## Set exercise
Reproduce all the lines below exactly and omit the images.
BEGIN Data for processing
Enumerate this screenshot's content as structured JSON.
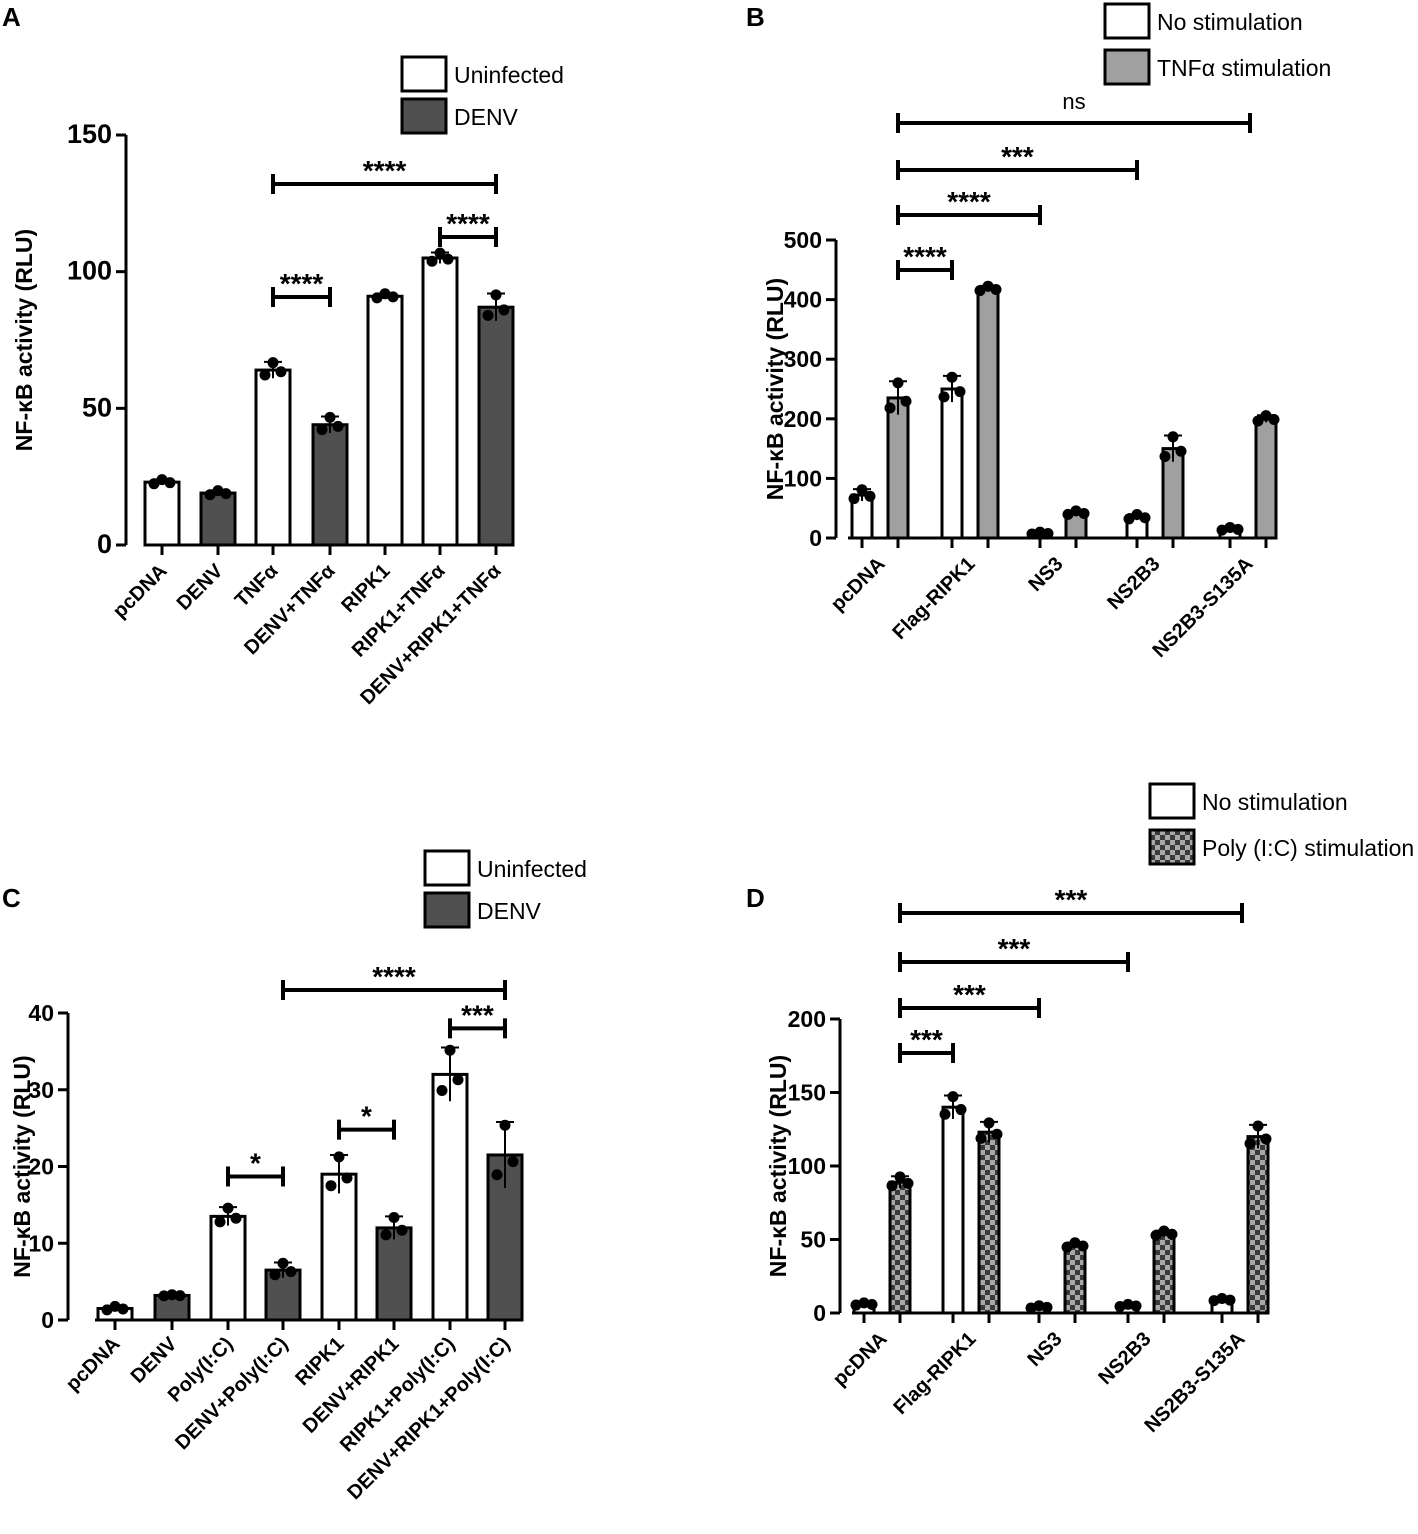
{
  "colors": {
    "dark_bar": "#505050",
    "light_bar": "#a0a0a0",
    "open_bar": "#ffffff",
    "axis": "#000000"
  },
  "chart_data": [
    {
      "panel": "A",
      "type": "bar",
      "ylabel": "NF-κB activity (RLU)",
      "ylim": [
        0,
        150
      ],
      "yticks": [
        0,
        50,
        100,
        150
      ],
      "legend": [
        {
          "label": "Uninfected",
          "style": "open"
        },
        {
          "label": "DENV",
          "style": "dark"
        }
      ],
      "categories": [
        "pcDNA",
        "DENV",
        "TNFα",
        "DENV+TNFα",
        "RIPK1",
        "RIPK1+TNFα",
        "DENV+RIPK1+TNFα"
      ],
      "values": [
        23,
        19,
        64,
        44,
        91,
        105,
        87
      ],
      "errors": [
        1,
        1,
        3,
        3,
        1,
        2,
        5
      ],
      "bar_styles": [
        "open",
        "dark",
        "open",
        "dark",
        "open",
        "open",
        "dark"
      ],
      "significance": [
        {
          "from": 3,
          "to": 7,
          "label": "****",
          "y": 133
        },
        {
          "from": 6,
          "to": 7,
          "label": "****",
          "y": 113
        },
        {
          "from": 3,
          "to": 4,
          "label": "****",
          "y": 91
        }
      ]
    },
    {
      "panel": "B",
      "type": "bar",
      "ylabel": "NF-κB activity (RLU)",
      "ylim": [
        0,
        500
      ],
      "yticks": [
        0,
        100,
        200,
        300,
        400,
        500
      ],
      "legend": [
        {
          "label": "No stimulation",
          "style": "open"
        },
        {
          "label": "TNFα stimulation",
          "style": "gray"
        }
      ],
      "categories": [
        "pcDNA",
        "Flag-RIPK1",
        "NS3",
        "NS2B3",
        "NS2B3-S135A"
      ],
      "series": [
        {
          "name": "No stimulation",
          "style": "open",
          "values": [
            72,
            250,
            8,
            35,
            15
          ],
          "errors": [
            10,
            22,
            2,
            5,
            3
          ]
        },
        {
          "name": "TNFα stimulation",
          "style": "gray",
          "values": [
            235,
            418,
            42,
            150,
            200
          ],
          "errors": [
            28,
            5,
            4,
            22,
            6
          ]
        }
      ],
      "significance": [
        {
          "from": 1,
          "to": 5,
          "label": "ns"
        },
        {
          "from": 1,
          "to": 4,
          "label": "***"
        },
        {
          "from": 1,
          "to": 3,
          "label": "****"
        },
        {
          "from": 1,
          "to": 2,
          "label": "****"
        }
      ]
    },
    {
      "panel": "C",
      "type": "bar",
      "ylabel": "NF-κB activity (RLU)",
      "ylim": [
        0,
        40
      ],
      "yticks": [
        0,
        10,
        20,
        30,
        40
      ],
      "legend": [
        {
          "label": "Uninfected",
          "style": "open"
        },
        {
          "label": "DENV",
          "style": "dark"
        }
      ],
      "categories": [
        "pcDNA",
        "DENV",
        "Poly(I:C)",
        "DENV+Poly(I:C)",
        "RIPK1",
        "DENV+RIPK1",
        "RIPK1+Poly(I:C)",
        "DENV+RIPK1+Poly(I:C)"
      ],
      "values": [
        1.5,
        3.2,
        13.5,
        6.5,
        19,
        12,
        32,
        21.5
      ],
      "errors": [
        0.3,
        0.1,
        1.2,
        1,
        2.5,
        1.5,
        3.5,
        4.3
      ],
      "bar_styles": [
        "open",
        "dark",
        "open",
        "dark",
        "open",
        "dark",
        "open",
        "dark"
      ],
      "significance": [
        {
          "from": 4,
          "to": 8,
          "label": "****",
          "y": 43
        },
        {
          "from": 7,
          "to": 8,
          "label": "***",
          "y": 38
        },
        {
          "from": 5,
          "to": 6,
          "label": "*",
          "y": 24.8
        },
        {
          "from": 3,
          "to": 4,
          "label": "*",
          "y": 18.7
        }
      ]
    },
    {
      "panel": "D",
      "type": "bar",
      "ylabel": "NF-κB activity (RLU)",
      "ylim": [
        0,
        200
      ],
      "yticks": [
        0,
        50,
        100,
        150,
        200
      ],
      "legend": [
        {
          "label": "No stimulation",
          "style": "open"
        },
        {
          "label": "Poly (I:C) stimulation",
          "style": "checker"
        }
      ],
      "categories": [
        "pcDNA",
        "Flag-RIPK1",
        "NS3",
        "NS2B3",
        "NS2B3-S135A"
      ],
      "series": [
        {
          "name": "No stimulation",
          "style": "open",
          "values": [
            6,
            140,
            4,
            5,
            9
          ],
          "errors": [
            1,
            8,
            1,
            1,
            1
          ]
        },
        {
          "name": "Poly (I:C) stimulation",
          "style": "checker",
          "values": [
            89,
            123,
            46,
            54,
            120
          ],
          "errors": [
            4,
            7,
            2,
            2,
            8
          ]
        }
      ],
      "significance": [
        {
          "from": 1,
          "to": 5,
          "label": "***"
        },
        {
          "from": 1,
          "to": 4,
          "label": "***"
        },
        {
          "from": 1,
          "to": 3,
          "label": "***"
        },
        {
          "from": 1,
          "to": 2,
          "label": "***"
        }
      ]
    }
  ]
}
END Data for processing
## Response to this exercise
Enumerate this screenshot's content as structured JSON.
{
  "colors": {
    "dark_bar": "#505050",
    "light_bar": "#a0a0a0",
    "open_bar": "#ffffff",
    "axis": "#000000"
  },
  "chart_data": [
    {
      "panel": "A",
      "type": "bar",
      "ylabel": "NF-κB activity (RLU)",
      "ylim": [
        0,
        150
      ],
      "yticks": [
        0,
        50,
        100,
        150
      ],
      "legend": [
        {
          "label": "Uninfected",
          "style": "open"
        },
        {
          "label": "DENV",
          "style": "dark"
        }
      ],
      "categories": [
        "pcDNA",
        "DENV",
        "TNFα",
        "DENV+TNFα",
        "RIPK1",
        "RIPK1+TNFα",
        "DENV+RIPK1+TNFα"
      ],
      "values": [
        23,
        19,
        64,
        44,
        91,
        105,
        87
      ],
      "errors": [
        1,
        1,
        3,
        3,
        1,
        2,
        5
      ],
      "bar_styles": [
        "open",
        "dark",
        "open",
        "dark",
        "open",
        "open",
        "dark"
      ],
      "significance": [
        {
          "from": 3,
          "to": 7,
          "label": "****",
          "y": 133
        },
        {
          "from": 6,
          "to": 7,
          "label": "****",
          "y": 113
        },
        {
          "from": 3,
          "to": 4,
          "label": "****",
          "y": 91
        }
      ]
    },
    {
      "panel": "B",
      "type": "bar",
      "ylabel": "NF-κB activity (RLU)",
      "ylim": [
        0,
        500
      ],
      "yticks": [
        0,
        100,
        200,
        300,
        400,
        500
      ],
      "legend": [
        {
          "label": "No stimulation",
          "style": "open"
        },
        {
          "label": "TNFα stimulation",
          "style": "gray"
        }
      ],
      "categories": [
        "pcDNA",
        "Flag-RIPK1",
        "NS3",
        "NS2B3",
        "NS2B3-S135A"
      ],
      "series": [
        {
          "name": "No stimulation",
          "style": "open",
          "values": [
            72,
            250,
            8,
            35,
            15
          ],
          "errors": [
            10,
            22,
            2,
            5,
            3
          ]
        },
        {
          "name": "TNFα stimulation",
          "style": "gray",
          "values": [
            235,
            418,
            42,
            150,
            200
          ],
          "errors": [
            28,
            5,
            4,
            22,
            6
          ]
        }
      ],
      "significance": [
        {
          "from": 1,
          "to": 5,
          "label": "ns"
        },
        {
          "from": 1,
          "to": 4,
          "label": "***"
        },
        {
          "from": 1,
          "to": 3,
          "label": "****"
        },
        {
          "from": 1,
          "to": 2,
          "label": "****"
        }
      ]
    },
    {
      "panel": "C",
      "type": "bar",
      "ylabel": "NF-κB activity (RLU)",
      "ylim": [
        0,
        40
      ],
      "yticks": [
        0,
        10,
        20,
        30,
        40
      ],
      "legend": [
        {
          "label": "Uninfected",
          "style": "open"
        },
        {
          "label": "DENV",
          "style": "dark"
        }
      ],
      "categories": [
        "pcDNA",
        "DENV",
        "Poly(I:C)",
        "DENV+Poly(I:C)",
        "RIPK1",
        "DENV+RIPK1",
        "RIPK1+Poly(I:C)",
        "DENV+RIPK1+Poly(I:C)"
      ],
      "values": [
        1.5,
        3.2,
        13.5,
        6.5,
        19,
        12,
        32,
        21.5
      ],
      "errors": [
        0.3,
        0.1,
        1.2,
        1,
        2.5,
        1.5,
        3.5,
        4.3
      ],
      "bar_styles": [
        "open",
        "dark",
        "open",
        "dark",
        "open",
        "dark",
        "open",
        "dark"
      ],
      "significance": [
        {
          "from": 4,
          "to": 8,
          "label": "****",
          "y": 43
        },
        {
          "from": 7,
          "to": 8,
          "label": "***",
          "y": 38
        },
        {
          "from": 5,
          "to": 6,
          "label": "*",
          "y": 24.8
        },
        {
          "from": 3,
          "to": 4,
          "label": "*",
          "y": 18.7
        }
      ]
    },
    {
      "panel": "D",
      "type": "bar",
      "ylabel": "NF-κB activity (RLU)",
      "ylim": [
        0,
        200
      ],
      "yticks": [
        0,
        50,
        100,
        150,
        200
      ],
      "legend": [
        {
          "label": "No stimulation",
          "style": "open"
        },
        {
          "label": "Poly (I:C) stimulation",
          "style": "checker"
        }
      ],
      "categories": [
        "pcDNA",
        "Flag-RIPK1",
        "NS3",
        "NS2B3",
        "NS2B3-S135A"
      ],
      "series": [
        {
          "name": "No stimulation",
          "style": "open",
          "values": [
            6,
            140,
            4,
            5,
            9
          ],
          "errors": [
            1,
            8,
            1,
            1,
            1
          ]
        },
        {
          "name": "Poly (I:C) stimulation",
          "style": "checker",
          "values": [
            89,
            123,
            46,
            54,
            120
          ],
          "errors": [
            4,
            7,
            2,
            2,
            8
          ]
        }
      ],
      "significance": [
        {
          "from": 1,
          "to": 5,
          "label": "***"
        },
        {
          "from": 1,
          "to": 4,
          "label": "***"
        },
        {
          "from": 1,
          "to": 3,
          "label": "***"
        },
        {
          "from": 1,
          "to": 2,
          "label": "***"
        }
      ]
    }
  ]
}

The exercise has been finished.